------ Input data ------
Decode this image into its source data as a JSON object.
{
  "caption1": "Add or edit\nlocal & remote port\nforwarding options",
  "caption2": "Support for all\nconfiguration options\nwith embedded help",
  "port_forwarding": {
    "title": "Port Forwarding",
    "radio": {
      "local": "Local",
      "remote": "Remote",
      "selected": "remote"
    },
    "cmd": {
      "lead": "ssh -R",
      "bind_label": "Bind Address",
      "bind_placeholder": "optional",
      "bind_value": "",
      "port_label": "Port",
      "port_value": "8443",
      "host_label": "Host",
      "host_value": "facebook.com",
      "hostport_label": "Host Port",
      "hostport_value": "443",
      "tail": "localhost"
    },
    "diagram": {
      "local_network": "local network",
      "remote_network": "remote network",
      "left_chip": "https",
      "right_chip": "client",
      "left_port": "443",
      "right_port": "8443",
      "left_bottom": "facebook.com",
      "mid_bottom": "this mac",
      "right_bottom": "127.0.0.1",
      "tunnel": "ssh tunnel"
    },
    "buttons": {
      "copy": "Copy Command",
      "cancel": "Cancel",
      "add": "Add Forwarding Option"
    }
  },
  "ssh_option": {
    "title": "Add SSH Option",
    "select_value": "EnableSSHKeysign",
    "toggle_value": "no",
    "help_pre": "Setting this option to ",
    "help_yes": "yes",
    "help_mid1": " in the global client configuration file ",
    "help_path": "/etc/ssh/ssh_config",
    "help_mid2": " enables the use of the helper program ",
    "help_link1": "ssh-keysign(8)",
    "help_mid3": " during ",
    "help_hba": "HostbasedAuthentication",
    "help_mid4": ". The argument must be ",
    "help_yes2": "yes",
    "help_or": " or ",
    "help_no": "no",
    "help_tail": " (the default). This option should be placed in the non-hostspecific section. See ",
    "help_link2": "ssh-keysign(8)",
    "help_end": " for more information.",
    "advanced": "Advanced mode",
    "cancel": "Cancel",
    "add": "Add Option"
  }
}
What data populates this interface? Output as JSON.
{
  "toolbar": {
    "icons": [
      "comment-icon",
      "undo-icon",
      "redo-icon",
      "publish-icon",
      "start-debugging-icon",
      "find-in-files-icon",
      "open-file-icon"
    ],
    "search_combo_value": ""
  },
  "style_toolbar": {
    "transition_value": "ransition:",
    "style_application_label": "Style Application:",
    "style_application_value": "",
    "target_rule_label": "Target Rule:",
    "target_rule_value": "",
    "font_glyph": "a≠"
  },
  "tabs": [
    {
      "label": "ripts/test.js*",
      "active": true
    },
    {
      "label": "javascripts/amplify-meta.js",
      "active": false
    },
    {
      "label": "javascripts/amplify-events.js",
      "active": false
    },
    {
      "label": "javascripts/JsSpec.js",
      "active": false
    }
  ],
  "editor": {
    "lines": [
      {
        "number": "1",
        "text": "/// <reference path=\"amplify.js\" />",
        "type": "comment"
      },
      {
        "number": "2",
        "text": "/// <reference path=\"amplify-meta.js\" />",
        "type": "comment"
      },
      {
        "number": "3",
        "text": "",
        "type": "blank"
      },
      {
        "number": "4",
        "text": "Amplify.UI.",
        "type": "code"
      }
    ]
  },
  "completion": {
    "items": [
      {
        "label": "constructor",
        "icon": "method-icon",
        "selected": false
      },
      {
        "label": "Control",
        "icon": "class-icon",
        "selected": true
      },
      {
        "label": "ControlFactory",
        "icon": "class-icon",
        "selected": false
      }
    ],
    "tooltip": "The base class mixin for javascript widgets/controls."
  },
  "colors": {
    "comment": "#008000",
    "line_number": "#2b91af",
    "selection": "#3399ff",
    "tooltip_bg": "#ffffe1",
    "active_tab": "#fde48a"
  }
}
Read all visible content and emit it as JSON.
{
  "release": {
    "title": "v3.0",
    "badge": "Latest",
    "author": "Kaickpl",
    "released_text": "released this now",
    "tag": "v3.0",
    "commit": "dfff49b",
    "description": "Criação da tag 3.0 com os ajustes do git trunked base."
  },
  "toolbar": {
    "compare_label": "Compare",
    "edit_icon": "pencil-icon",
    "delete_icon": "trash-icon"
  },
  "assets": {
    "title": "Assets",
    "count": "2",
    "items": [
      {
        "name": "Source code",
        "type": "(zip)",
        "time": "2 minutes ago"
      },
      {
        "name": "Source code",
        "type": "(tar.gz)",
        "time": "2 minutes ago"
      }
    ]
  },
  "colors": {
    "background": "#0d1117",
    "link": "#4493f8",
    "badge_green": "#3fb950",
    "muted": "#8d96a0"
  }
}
------
- **Challenge**: In the records above, find the line containing "Read all visible content and emit it as JSON."; please retype it and every line after it through the last line, exactly and with nothing else.

- **Solution to this exercise**:
Read all visible content and emit it as JSON.
{
  "release": {
    "title": "v3.0",
    "badge": "Latest",
    "author": "Kaickpl",
    "released_text": "released this now",
    "tag": "v3.0",
    "commit": "dfff49b",
    "description": "Criação da tag 3.0 com os ajustes do git trunked base."
  },
  "toolbar": {
    "compare_label": "Compare",
    "edit_icon": "pencil-icon",
    "delete_icon": "trash-icon"
  },
  "assets": {
    "title": "Assets",
    "count": "2",
    "items": [
      {
        "name": "Source code",
        "type": "(zip)",
        "time": "2 minutes ago"
      },
      {
        "name": "Source code",
        "type": "(tar.gz)",
        "time": "2 minutes ago"
      }
    ]
  },
  "colors": {
    "background": "#0d1117",
    "link": "#4493f8",
    "badge_green": "#3fb950",
    "muted": "#8d96a0"
  }
}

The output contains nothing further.